Archive: Wikipedia

I was pretty excited to learn this week about Domesday Reloaded. The Domesday project aimed to take a snapshot of British life in 1986. 25 years on, the BBC are looking to update it to document the changes that have taken place since then.

I have been interested in the Domesday project for a while. The idea that a snapshot of Britain was taken, in the form of maps, photographs and text. Yet, the data was unavailable to most people.

The Domesday project was as much an ambitious experiment with technology as anything else. The technology was just about available, but a lot of pioneering work had to be done, and the hardware required for it was prohibitively expensive, leaving many of the contributors somewhat miffed.

Since then, it has become one of the most famous examples of digital obsolesence. This was due to a combination of the technology required to read the discs becoming increasingly rare, and idiosyncratic code.

The Domesday project came at a time when the technology was available, but the standards were not yet there to make it stable enough for long-term preservation, or even easy access in the short term. It’s a reminder that digital technologies are hugely enabling, yet frighteningly fragile.

Then there are the copyright issues surrounding both the content and the technology.

Joys of browsing Domesday Reloaded

The BBC should be applauded for finally managing to open up some of the data to the public on the web. The Domesday project was created before the web was invented. This isn’t how the content was designed to be viewed, so navigation is a bit cumbersome.

But aside from this gripe, the Domesday Reloaded website is turning out to be a fascinating resource.

I was born in 1986, the same year in which the Domesday project disc was published. So the Britain described here is a place that I don’t remember. But enough of it is familiar for it to feel incredibly relevant to me. It’s almost like being given a little upgrade to my memory, so that I can have snippets of knowledge from just before I was born.

Take the photographs for D-block GB-328000-690000 — the centre of Kirkcaldy, my hometown (D-block being one of the 4km by 3km areas the UK was divided into). It took me a little while to recognise “Kirkcaldy’s busy High Street”. But once I spotted British Home Stores, I was right there.

Yet, despite the familiarity, it is almost a completely different world. My memory of the High Street before it was pedestrianised is very limited. But it is just within touching distance of my memory for me to feel a strong connection with it.

The text entries are also fascinating. Most of the contributions were provided by primary schools. A decision was taken by the Domesday project not to edit the contributions, so the quality and style of writing varies from area to area.

Information provided:

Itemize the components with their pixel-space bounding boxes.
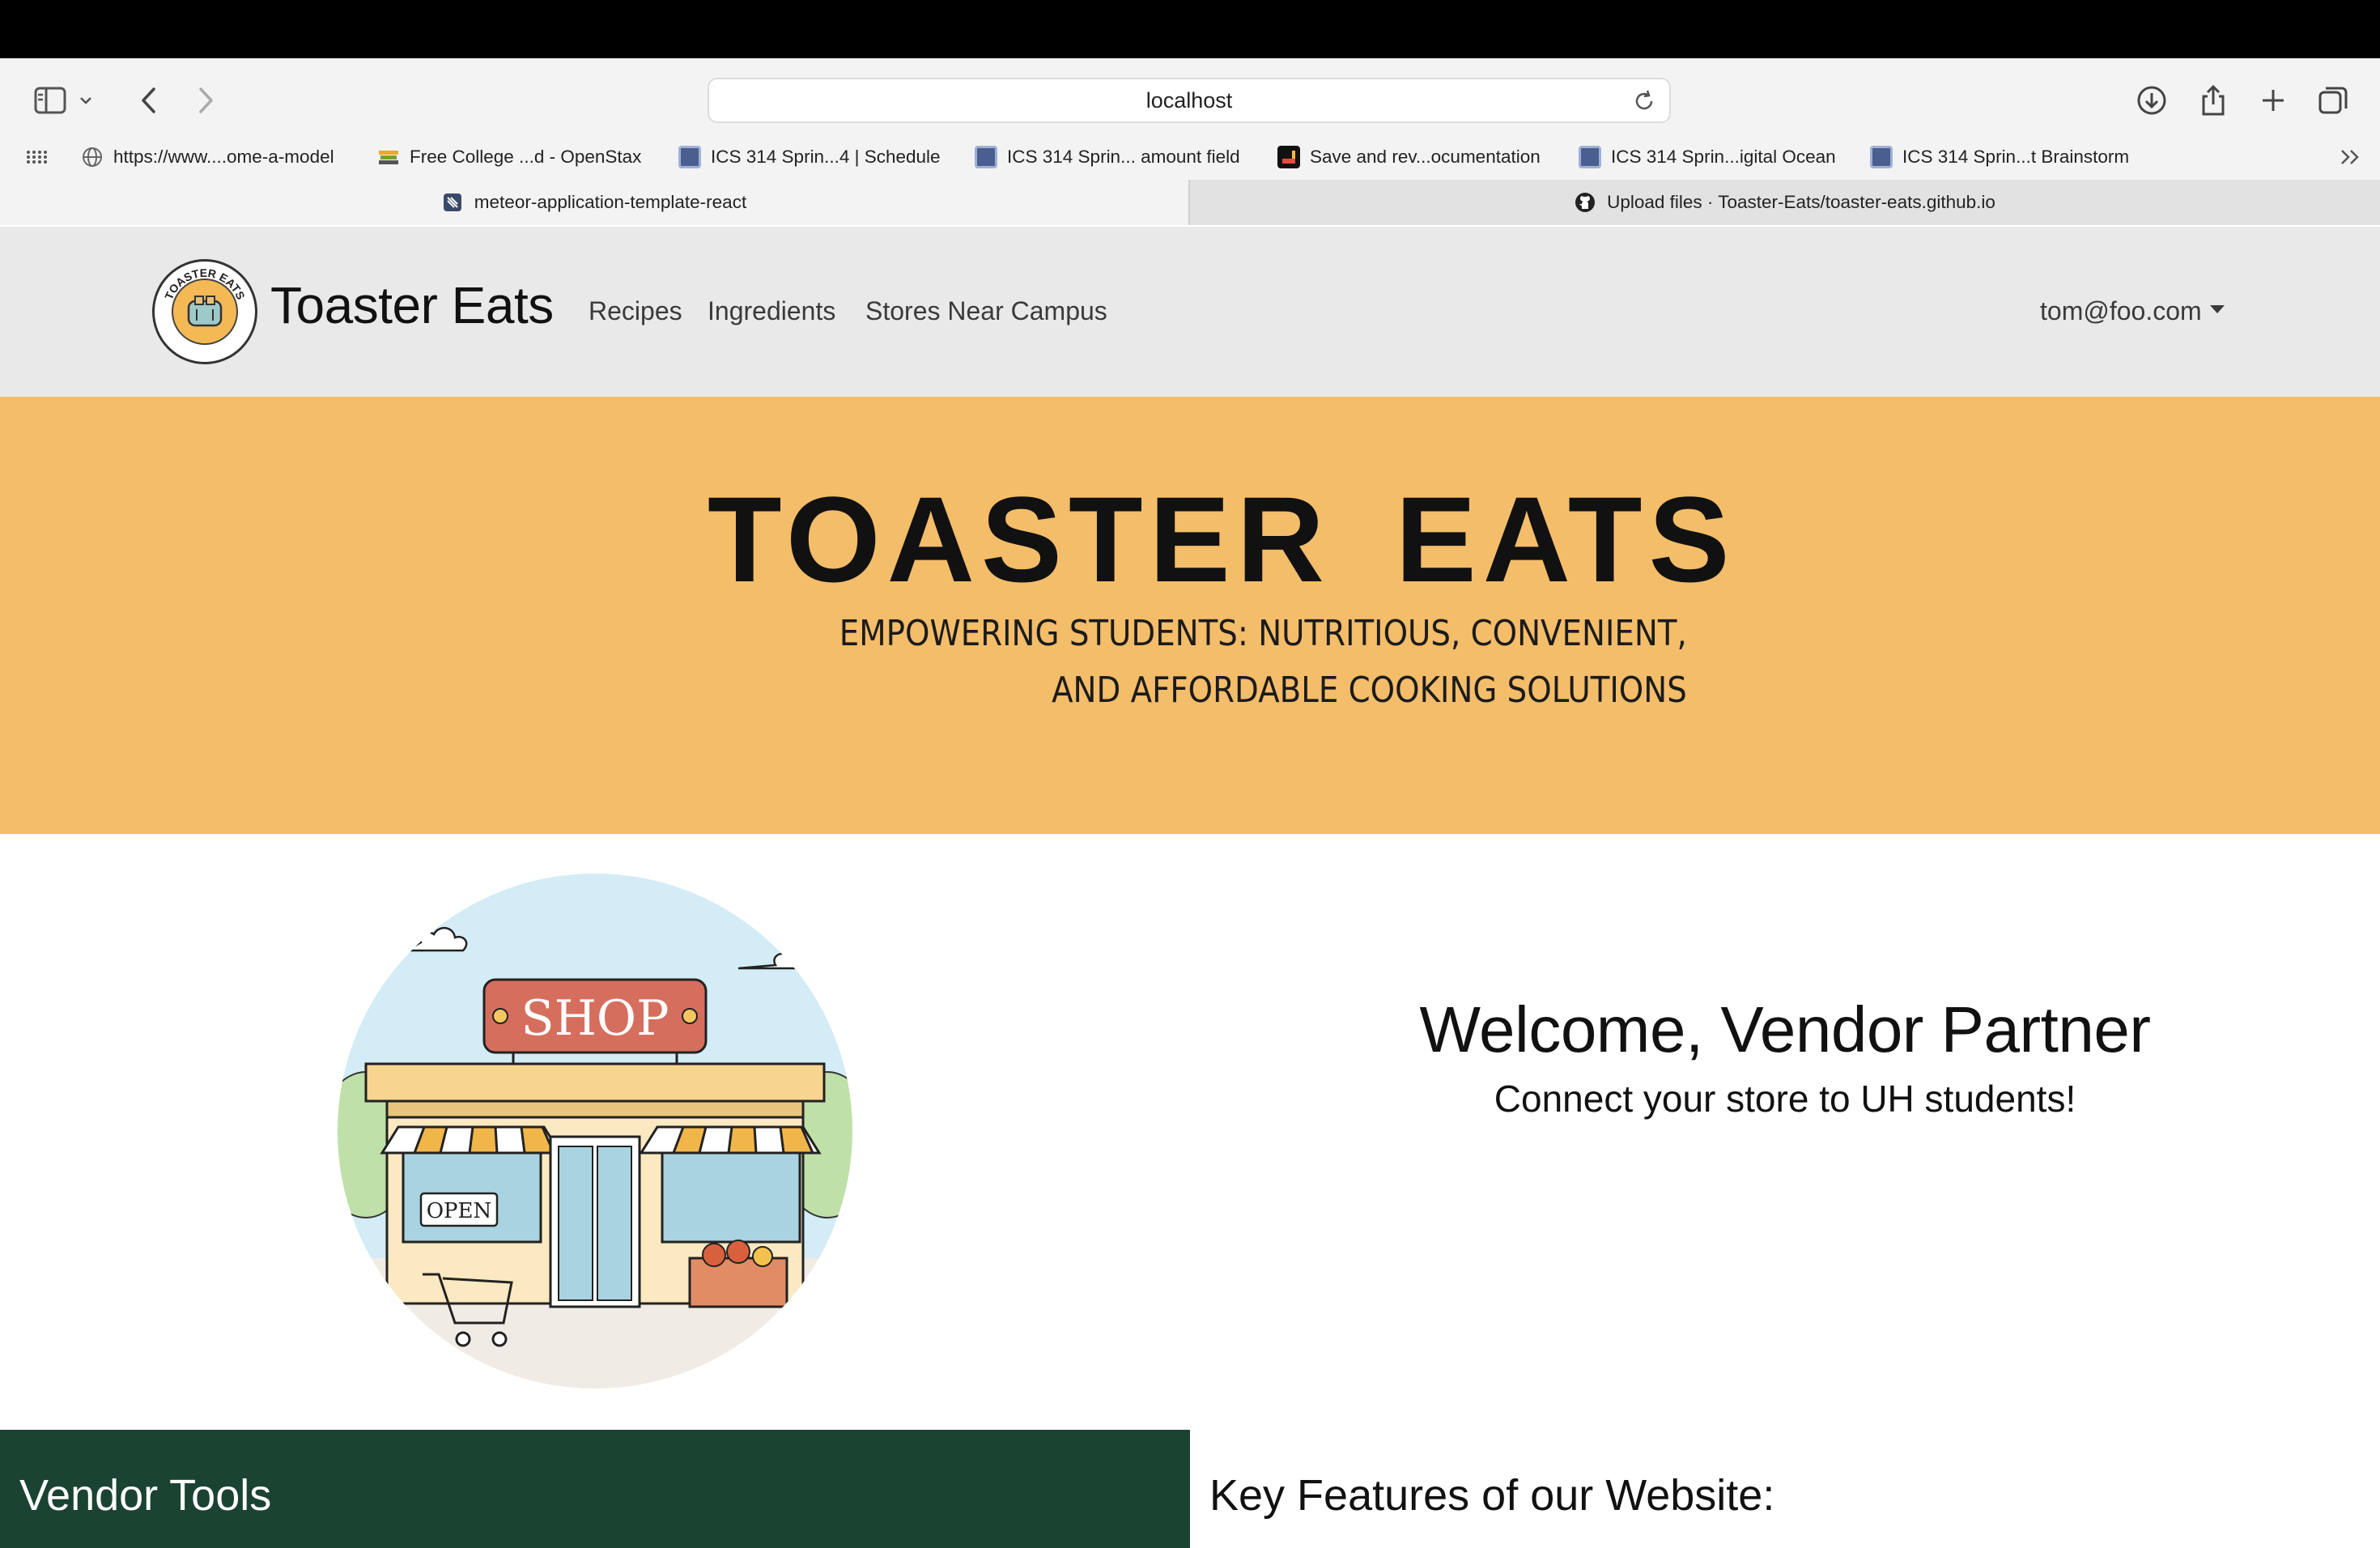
shop-illustration: SHOP OPEN [334, 870, 856, 1393]
open-sign-text: OPEN [427, 1199, 492, 1223]
bookmark-label: ICS 314 Sprin...igital Ocean [1611, 147, 1836, 167]
bookmark-item[interactable]: ICS 314 Sprin...t Brainstorm [1870, 142, 2129, 172]
caret-down-icon [2209, 304, 2225, 313]
reload-icon[interactable] [1630, 87, 1658, 115]
bookmark-label: Save and rev...ocumentation [1310, 147, 1541, 167]
bookmark-item[interactable]: ICS 314 Sprin...igital Ocean [1579, 142, 1836, 172]
github-icon [1575, 193, 1596, 212]
bookmark-label: ICS 314 Sprin...t Brainstorm [1902, 147, 2130, 167]
sidebar-toggle-icon[interactable] [31, 81, 70, 120]
share-icon[interactable] [2194, 81, 2233, 120]
svg-text:TOASTER EATS: TOASTER EATS [162, 266, 248, 302]
browser-toolbar: localhost [0, 58, 2380, 139]
page-icon [975, 146, 997, 168]
key-features-heading: Key Features of our Website: [1209, 1471, 1775, 1520]
hero-subtitle: EMPOWERING STUDENTS: NUTRITIOUS, CONVENI… [839, 606, 1687, 719]
bookmarks-bar: https://www....ome-a-model Free College … [0, 139, 2380, 176]
bookmark-label: Free College ...d - OpenStax [410, 147, 642, 167]
page-icon [1870, 146, 1893, 168]
tab-bar: meteor-application-template-react Upload… [0, 180, 2380, 225]
vendor-tools-section: Vendor Tools [0, 1430, 1190, 1548]
page-icon [678, 146, 701, 168]
tab-meteor-app[interactable]: meteor-application-template-react [0, 180, 1188, 225]
hero-banner: TOASTER EATS EMPOWERING STUDENTS: NUTRIT… [0, 397, 2380, 834]
bookmark-item[interactable]: ICS 314 Sprin...4 | Schedule [678, 142, 941, 172]
back-icon[interactable] [130, 81, 168, 120]
app-icon [1277, 146, 1300, 168]
shop-sign-text: SHOP [521, 990, 669, 1047]
user-email: tom@foo.com [2040, 296, 2202, 325]
globe-icon [83, 147, 102, 167]
system-menubar [0, 0, 2380, 58]
openstax-icon [379, 151, 398, 164]
tab-label: Upload files · Toaster-Eats/toaster-eats… [1607, 192, 1995, 212]
app-navbar: TOASTER EATS Toaster Eats Recipes Ingred… [0, 227, 2380, 397]
bookmark-label: https://www....ome-a-model [113, 147, 334, 167]
brand-logo[interactable]: TOASTER EATS [152, 259, 257, 364]
meteor-favicon-icon [443, 194, 461, 211]
url-text: localhost [1145, 87, 1233, 113]
more-bookmarks-icon[interactable] [2340, 142, 2362, 172]
nav-link-stores[interactable]: Stores Near Campus [865, 296, 1107, 326]
hero-subtitle-line2: AND AFFORDABLE COOKING SOLUTIONS [1052, 670, 1687, 711]
page-icon [1579, 146, 1601, 168]
brand-name[interactable]: Toaster Eats [270, 275, 554, 335]
user-dropdown[interactable]: tom@foo.com [2040, 296, 2225, 326]
bookmarks-grid-icon[interactable] [26, 142, 47, 172]
nav-link-ingredients[interactable]: Ingredients [708, 296, 835, 326]
bookmark-item[interactable]: https://www....ome-a-model [81, 142, 334, 172]
welcome-subheading: Connect your store to UH students! [1494, 1078, 2076, 1120]
tab-upload-files[interactable]: Upload files · Toaster-Eats/toaster-eats… [1188, 180, 2380, 225]
hero-title: TOASTER EATS [708, 471, 1736, 607]
bookmark-item[interactable]: Save and rev...ocumentation [1277, 142, 1541, 172]
forward-icon[interactable] [186, 81, 225, 120]
hero-subtitle-line1: EMPOWERING STUDENTS: NUTRITIOUS, CONVENI… [839, 613, 1687, 654]
nav-link-recipes[interactable]: Recipes [589, 296, 682, 326]
chevron-down-icon[interactable] [74, 81, 97, 120]
browser-chrome: localhost https://www....ome-a-model Fre… [0, 58, 2380, 225]
vendor-tools-heading: Vendor Tools [19, 1471, 272, 1520]
tab-overview-icon[interactable] [2314, 81, 2352, 120]
welcome-heading: Welcome, Vendor Partner [1419, 993, 2151, 1065]
address-bar[interactable]: localhost [708, 78, 1671, 123]
bookmark-label: ICS 314 Sprin... amount field [1007, 147, 1240, 167]
bookmark-item[interactable]: ICS 314 Sprin... amount field [975, 142, 1240, 172]
welcome-block: Welcome, Vendor Partner Connect your sto… [1263, 993, 2307, 1121]
tab-label: meteor-application-template-react [474, 192, 747, 212]
downloads-icon[interactable] [2132, 81, 2171, 120]
bookmark-label: ICS 314 Sprin...4 | Schedule [711, 147, 941, 167]
bookmark-item[interactable]: Free College ...d - OpenStax [377, 142, 641, 172]
logo-ring-icon: TOASTER EATS [162, 266, 248, 302]
new-tab-icon[interactable] [2254, 81, 2293, 120]
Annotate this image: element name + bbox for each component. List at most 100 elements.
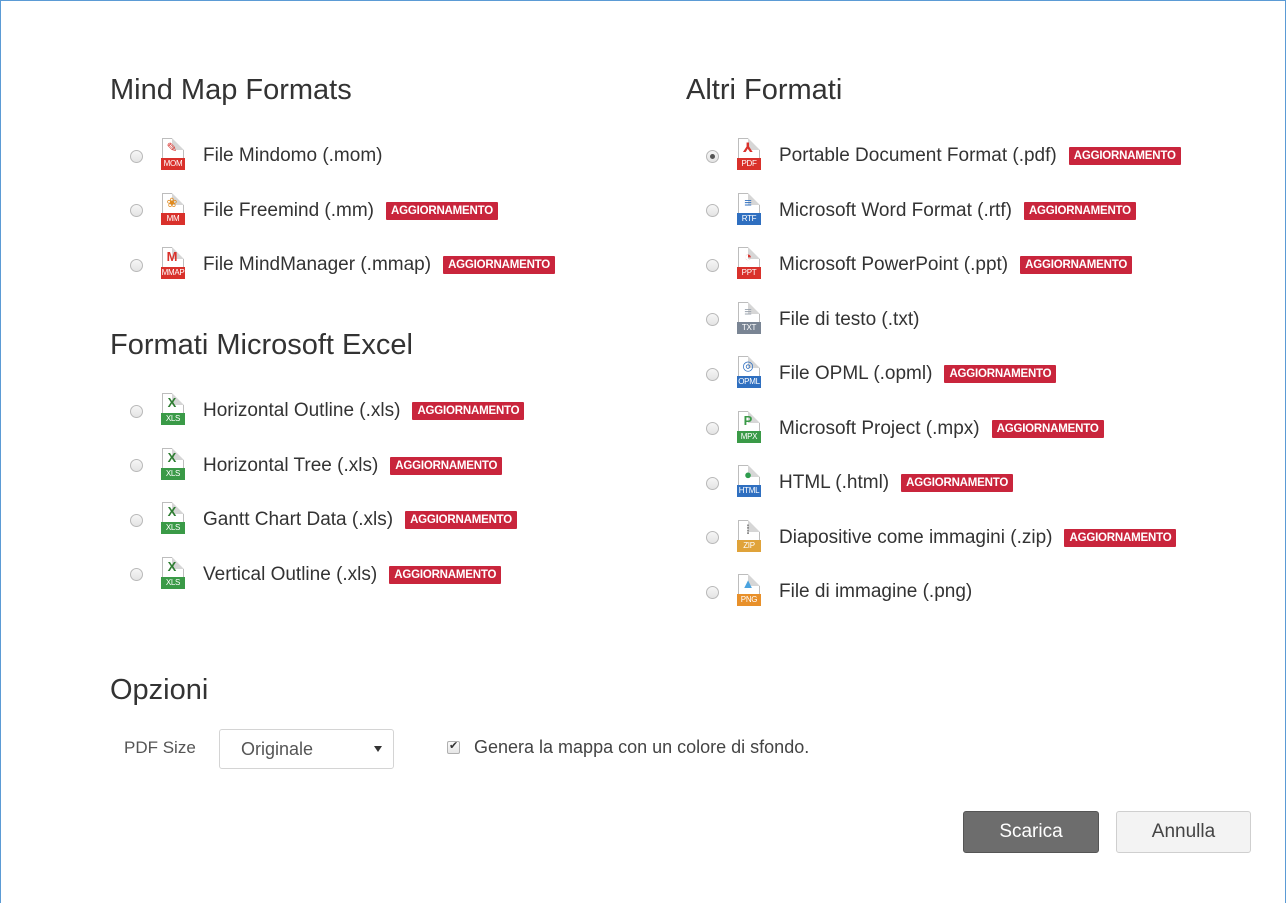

Given problem 1:
In the Domesday Reloaded post, switch "snapshot" to "record" and give the stretch from "I have been" through "contributors somewhat miffed." again.
Given problem 2:
According to the Domesday Reloaded post, why is navigating the project's data on the web a bit cumbersome?

Full response 1:
I have been interested in the Domesday project for a while. The idea that a record of Britain was taken, in the form of maps, photographs and text. Yet, the data was unavailable to most people.

The Domesday project was as much an ambitious experiment with technology as anything else. The technology was just about available, but a lot of pioneering work had to be done, and the hardware required for it was prohibitively expensive, leaving many of the contributors somewhat miffed.

Full response 2:
The Domesday project was created before the web was invented. Its content was not designed to be viewed on the web.